◆ **EXERCISE DIRECTIONS**: In the material below, identify each line bearing the word "事业收入". Reproduce those lines.

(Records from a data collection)
-- begin --
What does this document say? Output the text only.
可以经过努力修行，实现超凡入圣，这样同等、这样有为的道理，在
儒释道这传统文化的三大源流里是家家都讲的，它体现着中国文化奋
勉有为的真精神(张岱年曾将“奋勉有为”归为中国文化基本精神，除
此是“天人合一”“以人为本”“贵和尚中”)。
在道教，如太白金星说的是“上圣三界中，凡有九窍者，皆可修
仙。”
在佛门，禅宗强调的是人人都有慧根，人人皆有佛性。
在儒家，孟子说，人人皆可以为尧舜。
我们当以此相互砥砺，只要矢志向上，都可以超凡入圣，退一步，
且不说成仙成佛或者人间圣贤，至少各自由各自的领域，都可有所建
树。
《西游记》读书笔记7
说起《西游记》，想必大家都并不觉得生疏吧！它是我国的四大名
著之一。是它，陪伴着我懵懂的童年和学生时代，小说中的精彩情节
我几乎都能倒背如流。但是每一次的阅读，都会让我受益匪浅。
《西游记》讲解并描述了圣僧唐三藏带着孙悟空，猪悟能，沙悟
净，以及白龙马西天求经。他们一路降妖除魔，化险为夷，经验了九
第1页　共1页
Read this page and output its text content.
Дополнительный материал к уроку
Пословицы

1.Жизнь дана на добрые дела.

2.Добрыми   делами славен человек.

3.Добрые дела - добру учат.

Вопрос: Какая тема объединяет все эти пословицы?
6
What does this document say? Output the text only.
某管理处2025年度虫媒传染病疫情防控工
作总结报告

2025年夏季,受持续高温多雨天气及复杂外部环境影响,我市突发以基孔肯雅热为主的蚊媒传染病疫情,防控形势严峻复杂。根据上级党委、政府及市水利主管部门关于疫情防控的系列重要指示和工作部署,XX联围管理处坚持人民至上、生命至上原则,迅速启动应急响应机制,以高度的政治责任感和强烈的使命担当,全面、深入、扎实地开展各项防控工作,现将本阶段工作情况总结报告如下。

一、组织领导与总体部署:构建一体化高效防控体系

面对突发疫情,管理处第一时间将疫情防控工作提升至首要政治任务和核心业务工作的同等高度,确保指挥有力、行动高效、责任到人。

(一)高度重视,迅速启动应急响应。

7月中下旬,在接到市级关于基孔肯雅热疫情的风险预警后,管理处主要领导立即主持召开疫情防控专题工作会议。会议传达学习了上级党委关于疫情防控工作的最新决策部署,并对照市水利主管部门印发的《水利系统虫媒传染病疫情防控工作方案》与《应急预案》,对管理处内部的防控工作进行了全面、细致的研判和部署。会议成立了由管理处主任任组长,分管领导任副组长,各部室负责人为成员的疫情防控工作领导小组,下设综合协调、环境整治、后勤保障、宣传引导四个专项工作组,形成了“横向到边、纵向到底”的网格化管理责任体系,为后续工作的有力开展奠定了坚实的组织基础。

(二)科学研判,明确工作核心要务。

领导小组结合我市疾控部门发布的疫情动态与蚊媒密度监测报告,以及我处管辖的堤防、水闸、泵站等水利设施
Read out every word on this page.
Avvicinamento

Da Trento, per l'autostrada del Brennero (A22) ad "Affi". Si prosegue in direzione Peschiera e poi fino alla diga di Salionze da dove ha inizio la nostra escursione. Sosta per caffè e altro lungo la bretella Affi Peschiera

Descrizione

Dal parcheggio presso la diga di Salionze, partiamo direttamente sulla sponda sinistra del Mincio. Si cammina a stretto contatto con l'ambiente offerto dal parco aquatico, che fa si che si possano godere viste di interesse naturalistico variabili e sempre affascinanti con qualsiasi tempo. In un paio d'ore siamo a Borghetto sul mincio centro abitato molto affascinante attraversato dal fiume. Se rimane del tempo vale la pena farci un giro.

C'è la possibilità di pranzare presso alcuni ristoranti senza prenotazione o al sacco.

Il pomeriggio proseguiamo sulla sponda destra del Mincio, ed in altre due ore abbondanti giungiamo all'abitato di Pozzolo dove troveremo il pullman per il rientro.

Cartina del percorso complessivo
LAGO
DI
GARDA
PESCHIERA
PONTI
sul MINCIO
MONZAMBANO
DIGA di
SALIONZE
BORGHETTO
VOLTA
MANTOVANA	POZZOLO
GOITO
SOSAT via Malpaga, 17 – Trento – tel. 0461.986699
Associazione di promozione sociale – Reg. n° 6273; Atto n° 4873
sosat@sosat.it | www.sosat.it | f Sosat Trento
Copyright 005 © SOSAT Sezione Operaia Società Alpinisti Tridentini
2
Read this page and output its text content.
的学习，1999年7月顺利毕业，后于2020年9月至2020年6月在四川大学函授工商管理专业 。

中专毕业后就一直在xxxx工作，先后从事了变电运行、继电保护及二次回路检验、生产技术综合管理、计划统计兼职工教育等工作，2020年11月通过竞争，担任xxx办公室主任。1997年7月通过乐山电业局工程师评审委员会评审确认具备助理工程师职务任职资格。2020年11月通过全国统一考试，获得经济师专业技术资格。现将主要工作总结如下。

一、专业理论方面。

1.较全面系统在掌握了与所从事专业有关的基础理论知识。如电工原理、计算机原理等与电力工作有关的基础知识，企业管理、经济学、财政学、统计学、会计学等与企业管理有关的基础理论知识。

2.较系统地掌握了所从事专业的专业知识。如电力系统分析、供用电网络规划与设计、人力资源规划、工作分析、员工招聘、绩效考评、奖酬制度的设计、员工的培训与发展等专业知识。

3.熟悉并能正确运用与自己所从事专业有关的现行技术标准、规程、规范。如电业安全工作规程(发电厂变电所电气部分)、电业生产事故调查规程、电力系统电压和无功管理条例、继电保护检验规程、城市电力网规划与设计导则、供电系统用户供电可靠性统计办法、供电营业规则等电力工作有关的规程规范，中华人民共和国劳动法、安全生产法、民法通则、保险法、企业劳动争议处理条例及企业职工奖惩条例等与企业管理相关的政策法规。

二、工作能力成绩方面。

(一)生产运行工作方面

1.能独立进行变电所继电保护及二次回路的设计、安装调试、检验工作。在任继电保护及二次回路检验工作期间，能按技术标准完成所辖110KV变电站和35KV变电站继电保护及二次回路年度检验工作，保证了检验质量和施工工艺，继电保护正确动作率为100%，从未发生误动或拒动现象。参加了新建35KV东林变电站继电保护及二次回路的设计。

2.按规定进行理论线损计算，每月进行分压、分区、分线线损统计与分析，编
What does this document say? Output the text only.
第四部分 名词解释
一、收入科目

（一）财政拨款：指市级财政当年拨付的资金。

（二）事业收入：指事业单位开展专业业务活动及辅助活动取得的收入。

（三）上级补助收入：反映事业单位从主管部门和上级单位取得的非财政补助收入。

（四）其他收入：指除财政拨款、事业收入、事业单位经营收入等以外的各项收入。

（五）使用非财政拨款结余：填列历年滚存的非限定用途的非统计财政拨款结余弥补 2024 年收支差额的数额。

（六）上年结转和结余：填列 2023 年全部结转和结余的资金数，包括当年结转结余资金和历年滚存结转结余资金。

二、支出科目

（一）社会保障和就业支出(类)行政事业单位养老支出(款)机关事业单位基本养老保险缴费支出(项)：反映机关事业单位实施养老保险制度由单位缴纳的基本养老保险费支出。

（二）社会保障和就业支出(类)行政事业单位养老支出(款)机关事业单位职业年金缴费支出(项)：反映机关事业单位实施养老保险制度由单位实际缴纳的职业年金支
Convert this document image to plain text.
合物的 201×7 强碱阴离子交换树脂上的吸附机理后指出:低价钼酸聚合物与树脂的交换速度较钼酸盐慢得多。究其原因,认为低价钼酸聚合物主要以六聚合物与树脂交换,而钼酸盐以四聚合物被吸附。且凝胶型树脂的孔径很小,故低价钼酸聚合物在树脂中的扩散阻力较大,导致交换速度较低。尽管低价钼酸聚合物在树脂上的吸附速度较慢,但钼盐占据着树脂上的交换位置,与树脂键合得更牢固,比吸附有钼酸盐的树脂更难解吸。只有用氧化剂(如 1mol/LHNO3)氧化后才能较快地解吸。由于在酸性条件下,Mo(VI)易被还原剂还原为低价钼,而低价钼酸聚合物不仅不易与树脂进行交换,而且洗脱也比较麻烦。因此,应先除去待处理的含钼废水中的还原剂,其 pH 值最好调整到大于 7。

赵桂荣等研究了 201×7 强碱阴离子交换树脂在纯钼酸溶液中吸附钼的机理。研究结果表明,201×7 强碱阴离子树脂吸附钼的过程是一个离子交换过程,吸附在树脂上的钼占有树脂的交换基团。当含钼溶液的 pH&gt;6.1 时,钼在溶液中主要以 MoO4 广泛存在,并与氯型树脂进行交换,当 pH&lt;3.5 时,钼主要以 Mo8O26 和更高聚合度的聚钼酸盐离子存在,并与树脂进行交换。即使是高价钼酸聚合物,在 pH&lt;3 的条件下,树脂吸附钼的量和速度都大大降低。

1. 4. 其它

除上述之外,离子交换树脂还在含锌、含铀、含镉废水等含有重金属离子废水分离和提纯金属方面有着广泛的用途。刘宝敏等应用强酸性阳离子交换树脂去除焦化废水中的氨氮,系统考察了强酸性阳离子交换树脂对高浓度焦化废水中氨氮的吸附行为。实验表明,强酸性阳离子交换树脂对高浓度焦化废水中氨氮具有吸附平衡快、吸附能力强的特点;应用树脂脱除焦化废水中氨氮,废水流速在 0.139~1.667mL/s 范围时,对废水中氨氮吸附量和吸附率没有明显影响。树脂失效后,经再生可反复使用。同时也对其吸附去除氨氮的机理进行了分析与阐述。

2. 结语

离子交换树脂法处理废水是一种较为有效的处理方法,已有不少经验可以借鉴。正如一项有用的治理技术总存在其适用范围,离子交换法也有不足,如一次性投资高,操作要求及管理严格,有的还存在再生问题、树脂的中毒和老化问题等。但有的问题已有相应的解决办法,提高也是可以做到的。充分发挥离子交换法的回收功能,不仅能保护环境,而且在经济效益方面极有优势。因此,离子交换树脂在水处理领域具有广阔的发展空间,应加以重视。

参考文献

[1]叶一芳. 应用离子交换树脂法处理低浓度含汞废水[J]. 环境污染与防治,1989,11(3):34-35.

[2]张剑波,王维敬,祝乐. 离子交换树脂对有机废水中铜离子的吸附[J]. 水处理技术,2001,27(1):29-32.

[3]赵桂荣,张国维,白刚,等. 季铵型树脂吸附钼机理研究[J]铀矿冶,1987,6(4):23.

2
-- end --
◆ **SOLUTION TO THE PROBLEM**:
（二）事业收入：指事业单位开展专业业务活动及辅助活动取得的收入。
（四）其他收入：指除财政拨款、事业收入、事业单位经营收入等以外的各项收入。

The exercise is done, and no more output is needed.